- Born: Hong Kong
- Education: Edinburgh College of Art
- Website: https://www.fannychristie.com/

= Fanny Lam Christie =

Hong Kongese-Scottish sculptor

Fanny Lam Christie (born 1952) is a Hong Kong-born artist who specializes in sculpture and works in Scotland. She currently works from her studio in Perthshire, Scotland.

== Education ==
In 2004, Christie graduated with a Bachelor of Arts with Honours from the Edinburgh College of Art. She previously studied painting in Hong Kong in the 1970s, followed by studies in business administration and art education.

== Work ==
Christie's work often focuses on the human relationship with nature. University of Stirling, Perth & Kinross Council and the Scottish Sculpture Park hold works by Christie. She works mainly in bronze and clay, and undertakes private and public commissions as well as site-specific artworks. In 2014–2015, Christie undertook a residency at Stirling University's Institute of Aquaculture. As part of the Grassroots Public Art Grant programme run by West Lothian Council, Christie created a work in Armadale in 2010.

....

Directions:
[A] According to the profile of Fanny Lam Christie, where did she undertake a residency in 2014–2015?
[B] Write out the part of the profile of Fanny Lam Christie from "Hong Kongese-Scottish sculptor" up to and including "in Perthshire, Scotland.".
[C] How would you render this sentence from the profile of Fanny Lam Christie in French: "Christie's work often focuses on the human relationship with nature."
The lines that come after this point play no part in the work here.

Stored data:
....

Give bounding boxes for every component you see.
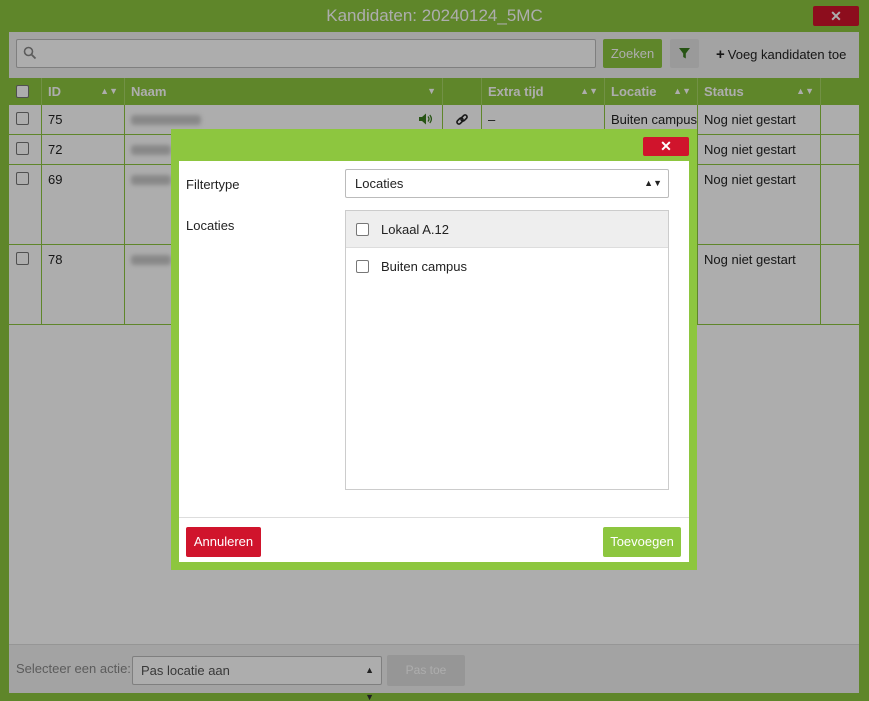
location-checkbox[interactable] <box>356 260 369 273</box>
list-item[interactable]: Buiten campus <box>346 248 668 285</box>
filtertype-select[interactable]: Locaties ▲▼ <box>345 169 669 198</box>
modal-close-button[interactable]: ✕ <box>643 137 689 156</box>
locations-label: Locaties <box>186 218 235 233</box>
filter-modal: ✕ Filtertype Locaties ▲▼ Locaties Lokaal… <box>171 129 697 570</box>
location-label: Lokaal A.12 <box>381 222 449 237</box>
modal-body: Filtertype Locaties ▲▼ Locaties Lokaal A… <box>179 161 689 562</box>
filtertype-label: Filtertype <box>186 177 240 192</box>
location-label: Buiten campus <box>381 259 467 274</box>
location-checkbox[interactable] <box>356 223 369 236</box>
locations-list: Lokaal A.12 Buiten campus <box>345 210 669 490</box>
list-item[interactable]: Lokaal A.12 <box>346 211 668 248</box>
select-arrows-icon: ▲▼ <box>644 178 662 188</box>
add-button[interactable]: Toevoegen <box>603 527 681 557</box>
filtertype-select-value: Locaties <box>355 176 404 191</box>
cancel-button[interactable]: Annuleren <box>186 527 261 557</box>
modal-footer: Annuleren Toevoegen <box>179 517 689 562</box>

....

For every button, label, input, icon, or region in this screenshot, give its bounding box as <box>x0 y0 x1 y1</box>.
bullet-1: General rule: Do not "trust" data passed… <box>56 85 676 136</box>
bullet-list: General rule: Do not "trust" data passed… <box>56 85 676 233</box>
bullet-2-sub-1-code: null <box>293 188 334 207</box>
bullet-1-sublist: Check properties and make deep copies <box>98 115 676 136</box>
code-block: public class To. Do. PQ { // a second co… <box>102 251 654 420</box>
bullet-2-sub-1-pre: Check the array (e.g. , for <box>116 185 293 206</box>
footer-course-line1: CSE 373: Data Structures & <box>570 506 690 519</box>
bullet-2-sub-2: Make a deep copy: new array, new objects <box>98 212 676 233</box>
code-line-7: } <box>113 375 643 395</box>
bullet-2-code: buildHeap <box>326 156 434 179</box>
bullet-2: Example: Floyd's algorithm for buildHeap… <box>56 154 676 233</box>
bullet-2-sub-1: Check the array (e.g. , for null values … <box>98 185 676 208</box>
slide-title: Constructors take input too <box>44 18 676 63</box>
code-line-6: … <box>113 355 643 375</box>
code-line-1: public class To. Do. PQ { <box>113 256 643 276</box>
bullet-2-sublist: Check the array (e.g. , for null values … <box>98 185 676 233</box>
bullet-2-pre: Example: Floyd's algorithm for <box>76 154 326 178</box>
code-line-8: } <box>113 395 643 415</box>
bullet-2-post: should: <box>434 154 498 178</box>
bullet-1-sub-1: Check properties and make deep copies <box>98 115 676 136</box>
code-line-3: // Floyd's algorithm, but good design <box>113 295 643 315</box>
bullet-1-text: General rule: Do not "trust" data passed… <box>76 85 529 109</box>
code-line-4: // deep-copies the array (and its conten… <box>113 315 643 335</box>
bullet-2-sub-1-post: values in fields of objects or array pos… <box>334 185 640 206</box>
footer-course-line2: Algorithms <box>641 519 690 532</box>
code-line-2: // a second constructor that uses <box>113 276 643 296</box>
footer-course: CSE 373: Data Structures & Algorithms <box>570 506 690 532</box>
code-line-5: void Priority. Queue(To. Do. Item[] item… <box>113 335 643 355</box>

....

Answers to the exercise:
[A] At Stirling University's Institute of Aquaculture.

[B]
Hong Kongese-Scottish sculptor

Fanny Lam Christie (born 1952) is a Hong Kong-born artist who specializes in sculpture and works in Scotland. She currently works from her studio in Perthshire, Scotland.

[C] Le travail de Christie porte souvent sur la relation de l'être humain avec la nature.